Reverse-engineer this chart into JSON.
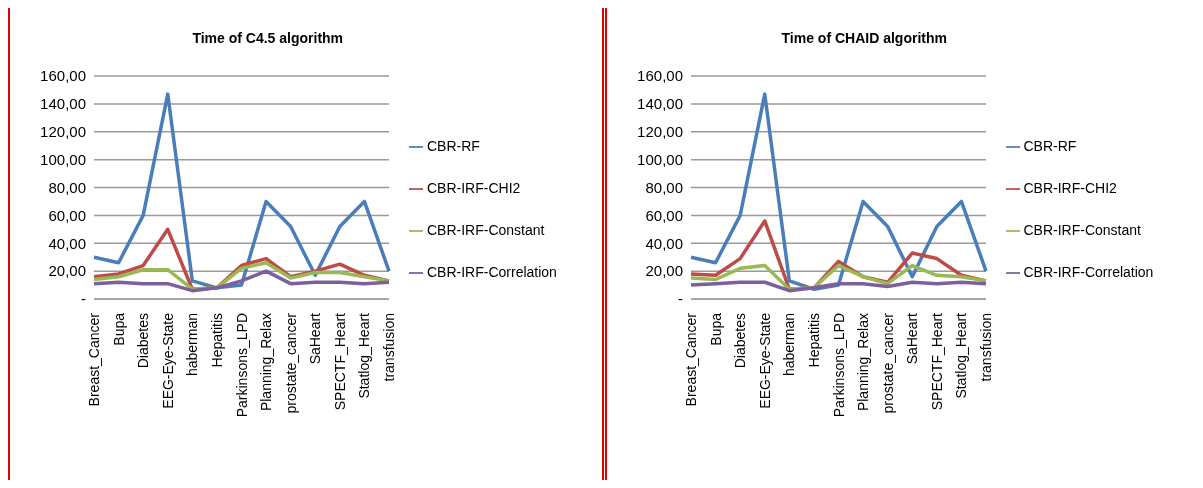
{
  "chart_data": [
    {
      "type": "line",
      "title": "Time of C4.5 algorithm",
      "categories": [
        "Breast_Cancer",
        "Bupa",
        "Diabetes",
        "EEG-Eye-State",
        "haberman",
        "Hepatitis",
        "Parkinsons_LPD",
        "Planning_Relax",
        "prostate_cancer",
        "SaHeart",
        "SPECTF_Heart",
        "Statlog_Heart",
        "transfusion"
      ],
      "series": [
        {
          "name": "CBR-RF",
          "color": "#4a7ebb",
          "values": [
            30,
            26,
            60,
            147,
            13,
            8,
            10,
            70,
            52,
            17,
            52,
            70,
            20
          ]
        },
        {
          "name": "CBR-IRF-CHI2",
          "color": "#be4b48",
          "values": [
            16,
            18,
            24,
            50,
            7,
            8,
            24,
            29,
            16,
            20,
            25,
            17,
            13
          ]
        },
        {
          "name": "CBR-IRF-Constant",
          "color": "#98b954",
          "values": [
            14,
            16,
            21,
            21,
            7,
            8,
            22,
            26,
            15,
            19,
            19,
            16,
            13
          ]
        },
        {
          "name": "CBR-IRF-Correlation",
          "color": "#7d5fa0",
          "values": [
            11,
            12,
            11,
            11,
            6,
            8,
            13,
            20,
            11,
            12,
            12,
            11,
            12
          ]
        }
      ],
      "ylim": [
        0,
        160
      ],
      "yticks": [
        {
          "value": 0,
          "label": "-"
        },
        {
          "value": 20,
          "label": "20,00"
        },
        {
          "value": 40,
          "label": "40,00"
        },
        {
          "value": 60,
          "label": "60,00"
        },
        {
          "value": 80,
          "label": "80,00"
        },
        {
          "value": 100,
          "label": "100,00"
        },
        {
          "value": 120,
          "label": "120,00"
        },
        {
          "value": 140,
          "label": "140,00"
        },
        {
          "value": 160,
          "label": "160,00"
        }
      ],
      "grid": "y",
      "legend": "right",
      "marker": "none",
      "line_style": "solid"
    },
    {
      "type": "line",
      "title": "Time of CHAID algorithm",
      "categories": [
        "Breast_Cancer",
        "Bupa",
        "Diabetes",
        "EEG-Eye-State",
        "haberman",
        "Hepatitis",
        "Parkinsons_LPD",
        "Planning_Relax",
        "prostate_cancer",
        "SaHeart",
        "SPECTF_Heart",
        "Statlog_Heart",
        "transfusion"
      ],
      "series": [
        {
          "name": "CBR-RF",
          "color": "#4a7ebb",
          "values": [
            30,
            26,
            60,
            147,
            13,
            7,
            10,
            70,
            52,
            16,
            52,
            70,
            20
          ]
        },
        {
          "name": "CBR-IRF-CHI2",
          "color": "#be4b48",
          "values": [
            18,
            17,
            29,
            56,
            7,
            8,
            27,
            16,
            12,
            33,
            29,
            17,
            13
          ]
        },
        {
          "name": "CBR-IRF-Constant",
          "color": "#98b954",
          "values": [
            15,
            14,
            22,
            24,
            7,
            8,
            24,
            16,
            11,
            24,
            17,
            16,
            13
          ]
        },
        {
          "name": "CBR-IRF-Correlation",
          "color": "#7d5fa0",
          "values": [
            10,
            11,
            12,
            12,
            6,
            8,
            11,
            11,
            9,
            12,
            11,
            12,
            11
          ]
        }
      ],
      "ylim": [
        0,
        160
      ],
      "yticks": [
        {
          "value": 0,
          "label": "-"
        },
        {
          "value": 20,
          "label": "20,00"
        },
        {
          "value": 40,
          "label": "40,00"
        },
        {
          "value": 60,
          "label": "60,00"
        },
        {
          "value": 80,
          "label": "80,00"
        },
        {
          "value": 100,
          "label": "100,00"
        },
        {
          "value": 120,
          "label": "120,00"
        },
        {
          "value": 140,
          "label": "140,00"
        },
        {
          "value": 160,
          "label": "160,00"
        }
      ],
      "grid": "y",
      "legend": "right",
      "marker": "none",
      "line_style": "solid"
    }
  ]
}
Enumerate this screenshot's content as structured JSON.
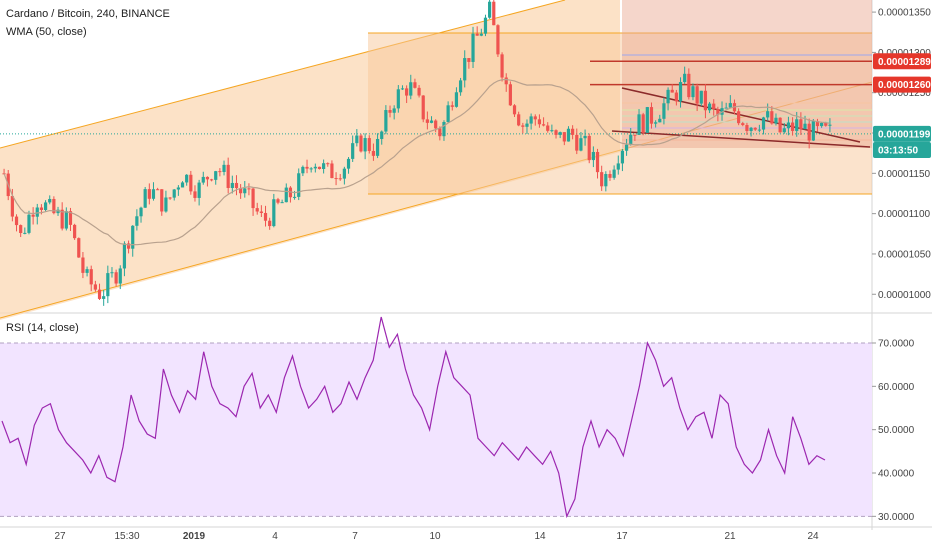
{
  "chart_data": [
    {
      "type": "candlestick",
      "title": "Cardano / Bitcoin, 240, BINANCE",
      "indicator_label": "WMA (50, close)",
      "price_ticks": [
        "0.00001350",
        "0.00001300",
        "0.00001250",
        "0.00001200",
        "0.00001150",
        "0.00001100",
        "0.00001050",
        "0.00001000"
      ],
      "ylim": [
        9.78e-06,
        1.365e-05
      ],
      "price_tags": [
        {
          "value": "0.00001289",
          "price": 1.289e-05,
          "color": "#e5372b"
        },
        {
          "value": "0.00001260",
          "price": 1.26e-05,
          "color": "#e5372b"
        },
        {
          "value": "0.00001199",
          "price": 1.199e-05,
          "color": "#26a69a"
        },
        {
          "value": "03:13:50",
          "price": 1.179e-05,
          "color": "#26a69a"
        }
      ],
      "close_path": [
        1.15e-05,
        1.07e-05,
        1.12e-05,
        1.1e-05,
        1.09e-05,
        1.02e-05,
        1e-05,
        1.03e-05,
        1.09e-05,
        1.13e-05,
        1.11e-05,
        1.15e-05,
        1.13e-05,
        1.16e-05,
        1.14e-05,
        1.12e-05,
        1.09e-05,
        1.11e-05,
        1.13e-05,
        1.17e-05,
        1.15e-05,
        1.16e-05,
        1.19e-05,
        1.18e-05,
        1.24e-05,
        1.26e-05,
        1.22e-05,
        1.2e-05,
        1.27e-05,
        1.31e-05,
        1.35e-05,
        1.26e-05,
        1.21e-05,
        1.22e-05,
        1.19e-05,
        1.2e-05,
        1.18e-05,
        1.14e-05,
        1.18e-05,
        1.21e-05,
        1.22e-05,
        1.24e-05,
        1.26e-05,
        1.24e-05,
        1.22e-05,
        1.23e-05,
        1.21e-05,
        1.22e-05,
        1.2e-05,
        1.21e-05,
        1.2e-05,
        1.2e-05
      ]
    },
    {
      "type": "line",
      "title": "RSI (14, close)",
      "ticks": [
        "70.0000",
        "60.0000",
        "50.0000",
        "40.0000",
        "30.0000"
      ],
      "ylim": [
        28,
        76
      ],
      "band": [
        30,
        70
      ],
      "values": [
        52,
        47,
        48,
        42,
        51,
        55,
        56,
        50,
        47,
        45,
        43,
        40,
        44,
        39,
        38,
        46,
        58,
        52,
        49,
        48,
        64,
        58,
        54,
        59,
        57,
        68,
        60,
        56,
        55,
        53,
        60,
        63,
        55,
        58,
        54,
        62,
        67,
        60,
        55,
        57,
        60,
        54,
        56,
        61,
        57,
        62,
        66,
        76,
        69,
        72,
        64,
        58,
        55,
        50,
        60,
        68,
        62,
        60,
        58,
        48,
        46,
        44,
        47,
        45,
        43,
        46,
        44,
        42,
        45,
        40,
        30,
        34,
        46,
        52,
        46,
        50,
        48,
        44,
        52,
        60,
        70,
        66,
        60,
        62,
        55,
        50,
        53,
        54,
        48,
        58,
        56,
        46,
        42,
        40,
        43,
        50,
        44,
        40,
        53,
        48,
        42,
        44,
        43
      ],
      "color": "#9c27b0"
    }
  ],
  "x_ticks": [
    "27",
    "15:30",
    "2019",
    "4",
    "7",
    "10",
    "14",
    "17",
    "21",
    "24"
  ],
  "colors": {
    "up": "#26a69a",
    "down": "#ef5350",
    "wma": "#b8a18e",
    "channel": "#f5a623",
    "rsi_band": "#f2e4ff"
  }
}
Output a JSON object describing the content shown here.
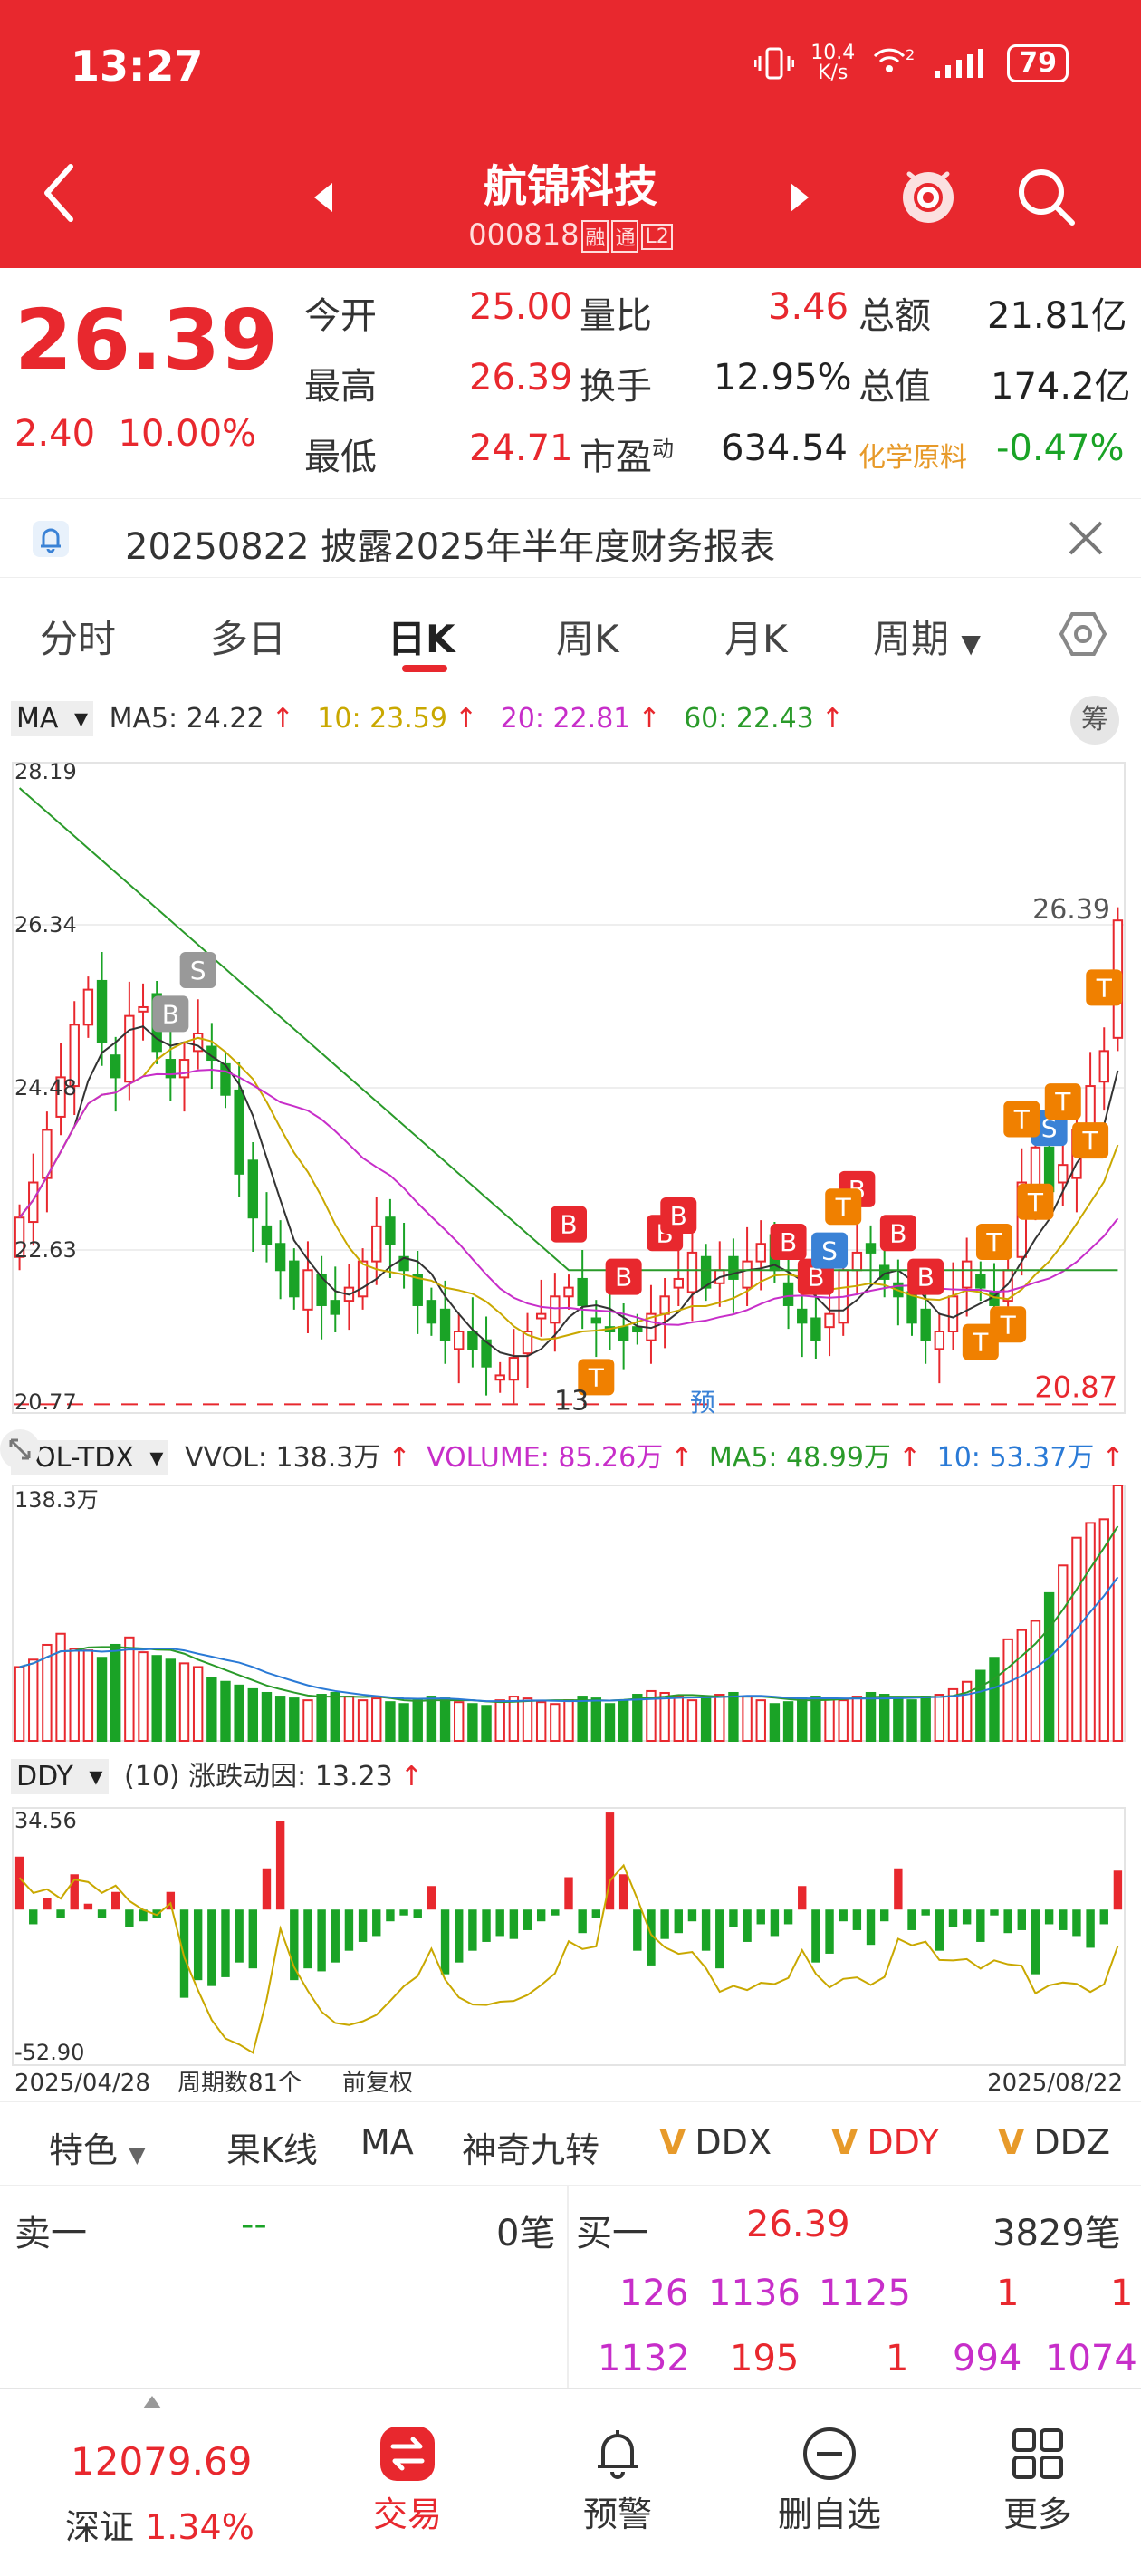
{
  "status": {
    "time": "13:27",
    "netspeed_value": "10.4",
    "netspeed_unit": "K/s",
    "battery": "79"
  },
  "header": {
    "name": "航锦科技",
    "code": "000818",
    "tags": [
      "融",
      "通",
      "L2"
    ]
  },
  "quote": {
    "price": "26.39",
    "change": "2.40",
    "change_pct": "10.00%",
    "open_label": "今开",
    "open": "25.00",
    "high_label": "最高",
    "high": "26.39",
    "low_label": "最低",
    "low": "24.71",
    "vol_ratio_label": "量比",
    "vol_ratio": "3.46",
    "turnover_label": "换手",
    "turnover": "12.95%",
    "pe_label": "市盈",
    "pe_sup": "动",
    "pe": "634.54",
    "amount_label": "总额",
    "amount": "21.81亿",
    "mktcap_label": "总值",
    "mktcap": "174.2亿",
    "sector": "化学原料",
    "sector_change": "-0.47%"
  },
  "notice": {
    "text": "20250822 披露2025年半年度财务报表"
  },
  "tabs": [
    "分时",
    "多日",
    "日K",
    "周K",
    "月K",
    "周期"
  ],
  "active_tab": 2,
  "ma_legend": {
    "name": "MA",
    "ma5": "MA5: 24.22",
    "ma10": "10: 23.59",
    "ma20": "20: 22.81",
    "ma60": "60: 22.43",
    "arrow": "↑"
  },
  "chou_label": "筹",
  "kline_axis": {
    "top": "28.19",
    "mid1": "26.34",
    "mid2": "24.48",
    "mid3": "22.63",
    "bottom": "20.77",
    "max_label": "26.39",
    "min_label": "20.87",
    "pre_label": "预",
    "low_annot": "13"
  },
  "vol_legend": {
    "name": "VOL-TDX",
    "vvol": "VVOL: 138.3万",
    "volume": "VOLUME: 85.26万",
    "ma5": "MA5: 48.99万",
    "ma10": "10: 53.37万",
    "arrow": "↑",
    "axis_top": "138.3万"
  },
  "ddy_legend": {
    "name": "DDY",
    "params": "(10) 涨跌动因: 13.23",
    "arrow": "↑",
    "axis_top": "34.56",
    "axis_bottom": "-52.90"
  },
  "footer_axis": {
    "start_date": "2025/04/28",
    "period_count": "周期数81个",
    "adjust": "前复权",
    "end_date": "2025/08/22"
  },
  "ind_tabs": {
    "special": "特色",
    "guok": "果K线",
    "ma": "MA",
    "sjjz": "神奇九转",
    "ddx": "DDX",
    "ddy": "DDY",
    "ddz": "DDZ",
    "v": "V"
  },
  "book": {
    "sell1_label": "卖一",
    "sell1_price": "--",
    "sell1_count": "0笔",
    "buy1_label": "买一",
    "buy1_price": "26.39",
    "buy1_count": "3829笔",
    "row1": [
      "126",
      "1136",
      "1125",
      "1",
      "1"
    ],
    "row2": [
      "1132",
      "195",
      "1",
      "994",
      "1074"
    ]
  },
  "nav": {
    "index_value": "12079.69",
    "index_name": "深证",
    "index_change": "1.34%",
    "trade": "交易",
    "alert": "预警",
    "delete_watch": "删自选",
    "more": "更多"
  },
  "chart_data": [
    {
      "type": "candlestick",
      "x_start": "2025/04/28",
      "x_end": "2025/08/22",
      "periods": 81,
      "ylim": [
        20.77,
        28.19
      ],
      "max_price": 26.39,
      "min_price": 20.87,
      "ma": {
        "MA5": 24.22,
        "MA10": 23.59,
        "MA20": 22.81,
        "MA60": 22.43
      },
      "closes": [
        23.0,
        23.4,
        24.0,
        24.6,
        25.2,
        25.6,
        25.0,
        24.6,
        25.3,
        25.4,
        24.9,
        24.6,
        24.8,
        25.1,
        24.8,
        24.4,
        23.5,
        23.0,
        22.7,
        22.4,
        22.1,
        22.4,
        22.0,
        21.9,
        22.2,
        22.5,
        22.9,
        22.7,
        22.4,
        22.0,
        21.8,
        21.6,
        21.7,
        21.5,
        21.3,
        21.2,
        21.4,
        21.7,
        21.9,
        22.1,
        22.2,
        22.0,
        21.8,
        21.7,
        21.6,
        21.7,
        21.9,
        22.1,
        22.3,
        22.6,
        22.2,
        22.4,
        22.3,
        22.5,
        22.7,
        22.4,
        22.0,
        21.8,
        21.6,
        21.9,
        22.4,
        22.6,
        22.6,
        22.3,
        22.1,
        21.8,
        21.6,
        21.7,
        22.1,
        22.5,
        22.2,
        22.0,
        22.4,
        23.4,
        23.8,
        23.3,
        23.6,
        24.0,
        24.5,
        24.9,
        26.39
      ],
      "signals": [
        {
          "i": 11,
          "label": "B"
        },
        {
          "i": 13,
          "label": "S"
        },
        {
          "i": 40,
          "label": "B"
        },
        {
          "i": 44,
          "label": "B"
        },
        {
          "i": 47,
          "label": "B"
        },
        {
          "i": 48,
          "label": "B"
        },
        {
          "i": 56,
          "label": "B"
        },
        {
          "i": 58,
          "label": "B"
        },
        {
          "i": 61,
          "label": "B"
        },
        {
          "i": 64,
          "label": "B"
        },
        {
          "i": 66,
          "label": "B"
        },
        {
          "i": 59,
          "label": "S"
        },
        {
          "i": 75,
          "label": "S"
        },
        {
          "i": 42,
          "label": "T"
        },
        {
          "i": 60,
          "label": "T"
        },
        {
          "i": 70,
          "label": "T"
        },
        {
          "i": 71,
          "label": "T"
        },
        {
          "i": 72,
          "label": "T"
        },
        {
          "i": 73,
          "label": "T"
        },
        {
          "i": 74,
          "label": "T"
        },
        {
          "i": 76,
          "label": "T"
        },
        {
          "i": 78,
          "label": "T"
        },
        {
          "i": 79,
          "label": "T"
        }
      ]
    },
    {
      "type": "bar",
      "name": "VOL-TDX",
      "ylim": [
        0,
        138.3
      ],
      "unit": "万",
      "values": [
        40,
        44,
        52,
        58,
        50,
        49,
        45,
        52,
        56,
        48,
        46,
        44,
        42,
        40,
        34,
        32,
        30,
        28,
        26,
        24,
        23,
        22,
        25,
        26,
        24,
        22,
        23,
        21,
        20,
        22,
        24,
        23,
        21,
        20,
        19,
        22,
        24,
        23,
        21,
        20,
        22,
        24,
        23,
        20,
        22,
        25,
        27,
        26,
        24,
        22,
        23,
        25,
        26,
        24,
        22,
        20,
        21,
        23,
        24,
        23,
        22,
        24,
        26,
        25,
        23,
        22,
        24,
        25,
        28,
        32,
        38,
        45,
        55,
        60,
        65,
        80,
        95,
        110,
        118,
        120,
        138.3
      ]
    },
    {
      "type": "bar",
      "name": "DDY",
      "ylim": [
        -52.9,
        34.56
      ],
      "values": [
        18,
        -5,
        4,
        -3,
        12,
        2,
        -3,
        6,
        -6,
        -4,
        -3,
        6,
        -30,
        -24,
        -26,
        -23,
        -18,
        -20,
        14,
        30,
        -24,
        -20,
        -21,
        -18,
        -14,
        -11,
        -9,
        -4,
        -2,
        -3,
        8,
        -22,
        -18,
        -14,
        -11,
        -9,
        -10,
        -7,
        -4,
        -2,
        11,
        -8,
        -3,
        33,
        12,
        -14,
        -19,
        -10,
        -8,
        -4,
        -14,
        -20,
        -6,
        -11,
        -5,
        -9,
        -5,
        8,
        -18,
        -15,
        -4,
        -7,
        -12,
        -4,
        14,
        -7,
        -2,
        -14,
        -6,
        -5,
        -11,
        -2,
        -8,
        -7,
        -22,
        -5,
        -7,
        -9,
        -13,
        -5,
        13.23
      ]
    }
  ]
}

+---+

*Task to complete*
Look through the entries above and report the number of lines that contain "this". Write only the number.

*Task result*
2